Problem to work on:
Your answer should be every line of the records that contains the word "this".
Data excerpts section start
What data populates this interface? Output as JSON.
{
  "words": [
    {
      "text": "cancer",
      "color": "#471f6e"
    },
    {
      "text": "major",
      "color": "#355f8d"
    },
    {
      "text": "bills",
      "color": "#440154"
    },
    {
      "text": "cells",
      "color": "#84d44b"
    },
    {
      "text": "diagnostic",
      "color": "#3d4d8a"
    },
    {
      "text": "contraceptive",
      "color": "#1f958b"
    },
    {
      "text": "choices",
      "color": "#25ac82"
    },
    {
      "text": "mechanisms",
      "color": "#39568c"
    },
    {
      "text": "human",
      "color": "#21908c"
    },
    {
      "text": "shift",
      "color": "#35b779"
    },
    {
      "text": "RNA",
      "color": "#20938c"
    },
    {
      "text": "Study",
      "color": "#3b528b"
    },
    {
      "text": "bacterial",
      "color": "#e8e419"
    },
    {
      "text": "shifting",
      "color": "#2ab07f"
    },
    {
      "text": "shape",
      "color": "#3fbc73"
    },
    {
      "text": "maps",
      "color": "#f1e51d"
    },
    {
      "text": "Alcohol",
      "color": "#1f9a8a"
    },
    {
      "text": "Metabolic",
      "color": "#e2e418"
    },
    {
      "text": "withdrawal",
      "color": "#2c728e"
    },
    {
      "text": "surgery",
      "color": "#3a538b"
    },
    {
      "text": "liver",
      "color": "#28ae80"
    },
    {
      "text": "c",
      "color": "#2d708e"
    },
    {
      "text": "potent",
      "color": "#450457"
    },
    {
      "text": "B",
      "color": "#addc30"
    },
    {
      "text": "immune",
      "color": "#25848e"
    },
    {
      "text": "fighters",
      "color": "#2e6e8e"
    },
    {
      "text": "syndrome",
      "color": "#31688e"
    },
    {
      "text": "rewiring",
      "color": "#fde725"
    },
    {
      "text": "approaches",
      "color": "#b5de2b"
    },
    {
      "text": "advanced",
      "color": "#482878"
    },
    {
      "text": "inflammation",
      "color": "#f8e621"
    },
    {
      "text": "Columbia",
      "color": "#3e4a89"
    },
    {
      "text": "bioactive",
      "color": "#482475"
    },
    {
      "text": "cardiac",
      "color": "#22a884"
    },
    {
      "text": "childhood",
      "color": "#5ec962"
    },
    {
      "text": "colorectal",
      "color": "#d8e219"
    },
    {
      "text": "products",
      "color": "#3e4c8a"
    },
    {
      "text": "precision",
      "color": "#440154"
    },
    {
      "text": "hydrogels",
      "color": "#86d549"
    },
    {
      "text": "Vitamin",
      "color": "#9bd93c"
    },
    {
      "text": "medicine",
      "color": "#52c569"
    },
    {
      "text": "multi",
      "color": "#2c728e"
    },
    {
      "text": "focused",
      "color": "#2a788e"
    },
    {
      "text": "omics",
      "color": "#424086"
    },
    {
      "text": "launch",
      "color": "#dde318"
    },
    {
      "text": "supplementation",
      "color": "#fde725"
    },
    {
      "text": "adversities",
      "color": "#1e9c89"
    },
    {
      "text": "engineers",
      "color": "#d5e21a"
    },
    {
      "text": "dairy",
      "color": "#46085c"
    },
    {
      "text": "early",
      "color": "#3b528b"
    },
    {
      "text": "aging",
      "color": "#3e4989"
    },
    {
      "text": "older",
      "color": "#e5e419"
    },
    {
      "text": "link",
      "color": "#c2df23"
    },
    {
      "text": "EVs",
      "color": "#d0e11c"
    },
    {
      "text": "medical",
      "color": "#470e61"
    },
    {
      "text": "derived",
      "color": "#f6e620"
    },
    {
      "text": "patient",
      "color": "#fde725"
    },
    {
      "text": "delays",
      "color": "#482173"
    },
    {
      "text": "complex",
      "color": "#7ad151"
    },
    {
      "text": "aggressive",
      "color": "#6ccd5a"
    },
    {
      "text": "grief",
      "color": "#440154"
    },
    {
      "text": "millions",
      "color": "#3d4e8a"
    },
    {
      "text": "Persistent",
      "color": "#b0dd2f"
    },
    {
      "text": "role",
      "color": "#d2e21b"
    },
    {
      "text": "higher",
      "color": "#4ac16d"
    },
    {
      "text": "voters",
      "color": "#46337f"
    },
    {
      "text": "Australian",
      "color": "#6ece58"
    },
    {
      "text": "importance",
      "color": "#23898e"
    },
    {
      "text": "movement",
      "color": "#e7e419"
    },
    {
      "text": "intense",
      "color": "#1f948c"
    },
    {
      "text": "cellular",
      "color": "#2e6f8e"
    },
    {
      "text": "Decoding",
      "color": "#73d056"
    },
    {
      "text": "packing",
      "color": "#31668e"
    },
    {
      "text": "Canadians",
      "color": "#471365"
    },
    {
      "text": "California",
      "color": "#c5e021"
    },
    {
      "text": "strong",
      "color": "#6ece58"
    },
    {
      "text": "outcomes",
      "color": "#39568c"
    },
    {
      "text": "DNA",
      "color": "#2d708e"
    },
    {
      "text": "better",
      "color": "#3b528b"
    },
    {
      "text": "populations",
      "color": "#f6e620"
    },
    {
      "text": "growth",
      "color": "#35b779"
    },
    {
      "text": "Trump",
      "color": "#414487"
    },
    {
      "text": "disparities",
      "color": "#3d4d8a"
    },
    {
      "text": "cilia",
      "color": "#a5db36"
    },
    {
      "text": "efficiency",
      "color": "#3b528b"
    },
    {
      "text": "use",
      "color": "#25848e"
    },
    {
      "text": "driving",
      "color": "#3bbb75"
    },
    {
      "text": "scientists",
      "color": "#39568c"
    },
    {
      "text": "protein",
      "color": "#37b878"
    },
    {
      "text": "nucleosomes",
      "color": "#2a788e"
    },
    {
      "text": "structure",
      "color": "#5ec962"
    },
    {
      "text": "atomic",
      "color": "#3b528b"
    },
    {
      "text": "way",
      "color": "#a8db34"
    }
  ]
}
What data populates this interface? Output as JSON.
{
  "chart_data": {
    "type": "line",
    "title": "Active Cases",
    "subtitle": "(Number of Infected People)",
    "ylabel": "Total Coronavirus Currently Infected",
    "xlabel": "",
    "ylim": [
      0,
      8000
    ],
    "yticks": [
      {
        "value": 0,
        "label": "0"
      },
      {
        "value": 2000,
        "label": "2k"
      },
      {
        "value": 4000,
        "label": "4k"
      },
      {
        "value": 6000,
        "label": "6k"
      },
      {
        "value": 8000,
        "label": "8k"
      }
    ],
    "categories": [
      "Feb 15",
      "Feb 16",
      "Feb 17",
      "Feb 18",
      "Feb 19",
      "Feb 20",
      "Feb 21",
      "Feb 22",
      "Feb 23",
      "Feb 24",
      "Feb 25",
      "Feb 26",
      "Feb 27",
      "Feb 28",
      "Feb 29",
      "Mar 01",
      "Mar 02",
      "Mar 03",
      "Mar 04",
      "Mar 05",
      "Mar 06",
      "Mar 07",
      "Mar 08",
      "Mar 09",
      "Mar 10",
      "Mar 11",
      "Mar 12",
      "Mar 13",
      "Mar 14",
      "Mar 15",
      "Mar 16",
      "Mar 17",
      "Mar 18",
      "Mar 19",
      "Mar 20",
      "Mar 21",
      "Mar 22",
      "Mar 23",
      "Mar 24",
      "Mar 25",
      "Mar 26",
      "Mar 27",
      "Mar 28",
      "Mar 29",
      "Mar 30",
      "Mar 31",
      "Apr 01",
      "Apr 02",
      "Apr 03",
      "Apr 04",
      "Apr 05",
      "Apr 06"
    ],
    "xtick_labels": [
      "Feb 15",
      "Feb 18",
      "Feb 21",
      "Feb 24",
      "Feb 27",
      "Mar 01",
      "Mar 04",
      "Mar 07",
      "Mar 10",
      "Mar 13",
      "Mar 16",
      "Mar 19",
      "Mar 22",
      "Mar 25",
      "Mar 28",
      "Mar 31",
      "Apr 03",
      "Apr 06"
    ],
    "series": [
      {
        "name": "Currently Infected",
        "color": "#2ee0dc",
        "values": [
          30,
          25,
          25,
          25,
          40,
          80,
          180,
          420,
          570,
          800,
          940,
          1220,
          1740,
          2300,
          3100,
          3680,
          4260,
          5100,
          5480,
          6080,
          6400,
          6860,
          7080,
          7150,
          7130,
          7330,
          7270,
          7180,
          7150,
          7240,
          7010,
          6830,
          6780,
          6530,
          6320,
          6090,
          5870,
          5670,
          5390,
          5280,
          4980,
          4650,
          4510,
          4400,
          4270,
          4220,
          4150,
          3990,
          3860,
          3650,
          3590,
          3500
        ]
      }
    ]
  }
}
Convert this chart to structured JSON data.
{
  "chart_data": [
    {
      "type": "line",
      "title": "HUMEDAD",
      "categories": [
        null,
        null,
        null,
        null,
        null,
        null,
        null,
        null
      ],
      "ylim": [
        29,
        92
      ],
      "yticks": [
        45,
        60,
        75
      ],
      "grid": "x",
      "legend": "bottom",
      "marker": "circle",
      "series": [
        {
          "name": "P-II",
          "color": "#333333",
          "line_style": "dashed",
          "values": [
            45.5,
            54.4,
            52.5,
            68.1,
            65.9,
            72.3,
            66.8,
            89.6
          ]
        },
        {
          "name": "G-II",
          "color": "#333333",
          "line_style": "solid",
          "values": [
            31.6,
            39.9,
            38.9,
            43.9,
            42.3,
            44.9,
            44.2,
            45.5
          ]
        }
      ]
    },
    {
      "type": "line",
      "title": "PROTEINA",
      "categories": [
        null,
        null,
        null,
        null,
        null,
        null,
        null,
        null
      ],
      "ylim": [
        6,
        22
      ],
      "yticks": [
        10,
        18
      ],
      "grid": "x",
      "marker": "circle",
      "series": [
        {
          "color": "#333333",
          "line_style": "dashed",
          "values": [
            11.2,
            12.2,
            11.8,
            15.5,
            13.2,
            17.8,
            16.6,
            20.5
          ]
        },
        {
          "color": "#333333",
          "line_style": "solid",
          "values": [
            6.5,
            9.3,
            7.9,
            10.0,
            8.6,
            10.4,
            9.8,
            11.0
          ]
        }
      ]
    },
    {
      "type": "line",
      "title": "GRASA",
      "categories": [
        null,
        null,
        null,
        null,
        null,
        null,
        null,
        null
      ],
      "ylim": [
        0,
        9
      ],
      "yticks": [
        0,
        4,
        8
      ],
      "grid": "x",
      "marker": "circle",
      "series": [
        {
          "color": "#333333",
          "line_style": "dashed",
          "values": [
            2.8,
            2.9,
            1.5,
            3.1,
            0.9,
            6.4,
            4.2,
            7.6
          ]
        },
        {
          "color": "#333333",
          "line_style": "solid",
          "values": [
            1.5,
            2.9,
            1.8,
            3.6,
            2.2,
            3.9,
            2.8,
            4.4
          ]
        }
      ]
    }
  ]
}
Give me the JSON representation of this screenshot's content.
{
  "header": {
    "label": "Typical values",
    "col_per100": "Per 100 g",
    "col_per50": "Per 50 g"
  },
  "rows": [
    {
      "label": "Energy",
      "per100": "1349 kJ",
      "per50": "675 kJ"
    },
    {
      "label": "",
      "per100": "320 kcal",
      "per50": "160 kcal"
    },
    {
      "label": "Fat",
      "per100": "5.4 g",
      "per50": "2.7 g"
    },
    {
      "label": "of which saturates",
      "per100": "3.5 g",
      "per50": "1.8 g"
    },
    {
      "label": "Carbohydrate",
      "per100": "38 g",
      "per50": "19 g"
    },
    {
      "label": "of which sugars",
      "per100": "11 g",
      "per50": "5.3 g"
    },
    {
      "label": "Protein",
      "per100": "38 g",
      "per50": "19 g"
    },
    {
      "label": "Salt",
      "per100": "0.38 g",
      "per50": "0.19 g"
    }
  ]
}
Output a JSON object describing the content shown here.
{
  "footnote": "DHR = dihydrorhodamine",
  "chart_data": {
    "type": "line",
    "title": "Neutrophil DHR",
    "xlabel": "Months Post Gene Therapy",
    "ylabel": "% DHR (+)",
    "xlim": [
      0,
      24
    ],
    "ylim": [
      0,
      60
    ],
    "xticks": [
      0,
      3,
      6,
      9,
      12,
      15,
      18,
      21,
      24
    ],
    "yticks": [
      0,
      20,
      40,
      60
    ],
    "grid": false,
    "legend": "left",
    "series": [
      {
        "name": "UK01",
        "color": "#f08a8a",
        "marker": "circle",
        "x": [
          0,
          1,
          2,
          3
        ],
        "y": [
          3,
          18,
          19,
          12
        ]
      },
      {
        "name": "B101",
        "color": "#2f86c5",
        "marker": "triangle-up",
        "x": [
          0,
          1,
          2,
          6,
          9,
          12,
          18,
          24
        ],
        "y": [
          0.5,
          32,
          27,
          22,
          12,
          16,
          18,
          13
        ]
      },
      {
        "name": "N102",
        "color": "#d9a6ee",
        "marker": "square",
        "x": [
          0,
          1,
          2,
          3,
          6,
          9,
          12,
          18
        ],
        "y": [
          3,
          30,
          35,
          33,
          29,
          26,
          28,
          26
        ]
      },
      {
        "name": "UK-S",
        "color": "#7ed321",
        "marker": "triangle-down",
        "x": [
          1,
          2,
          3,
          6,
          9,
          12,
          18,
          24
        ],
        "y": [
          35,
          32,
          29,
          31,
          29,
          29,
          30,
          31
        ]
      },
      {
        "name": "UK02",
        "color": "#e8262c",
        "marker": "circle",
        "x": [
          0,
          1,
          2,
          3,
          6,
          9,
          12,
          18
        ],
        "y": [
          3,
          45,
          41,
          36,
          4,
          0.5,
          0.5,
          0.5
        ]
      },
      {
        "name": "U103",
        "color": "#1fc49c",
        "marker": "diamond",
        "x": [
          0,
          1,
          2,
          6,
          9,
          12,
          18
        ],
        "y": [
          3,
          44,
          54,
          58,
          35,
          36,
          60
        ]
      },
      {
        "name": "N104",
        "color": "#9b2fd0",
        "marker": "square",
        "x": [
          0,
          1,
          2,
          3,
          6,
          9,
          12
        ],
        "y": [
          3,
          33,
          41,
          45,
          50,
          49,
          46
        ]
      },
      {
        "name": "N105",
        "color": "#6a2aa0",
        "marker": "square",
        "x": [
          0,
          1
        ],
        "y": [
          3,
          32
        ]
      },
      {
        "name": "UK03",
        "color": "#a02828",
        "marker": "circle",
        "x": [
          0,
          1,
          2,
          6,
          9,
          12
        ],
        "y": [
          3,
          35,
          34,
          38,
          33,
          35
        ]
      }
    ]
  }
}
Data excerpts section end
Response:
What data populates this interface? Output as JSON.
What data populates this interface? Output as JSON.
Convert this chart to structured JSON data.
Give me the JSON representation of this screenshot's content.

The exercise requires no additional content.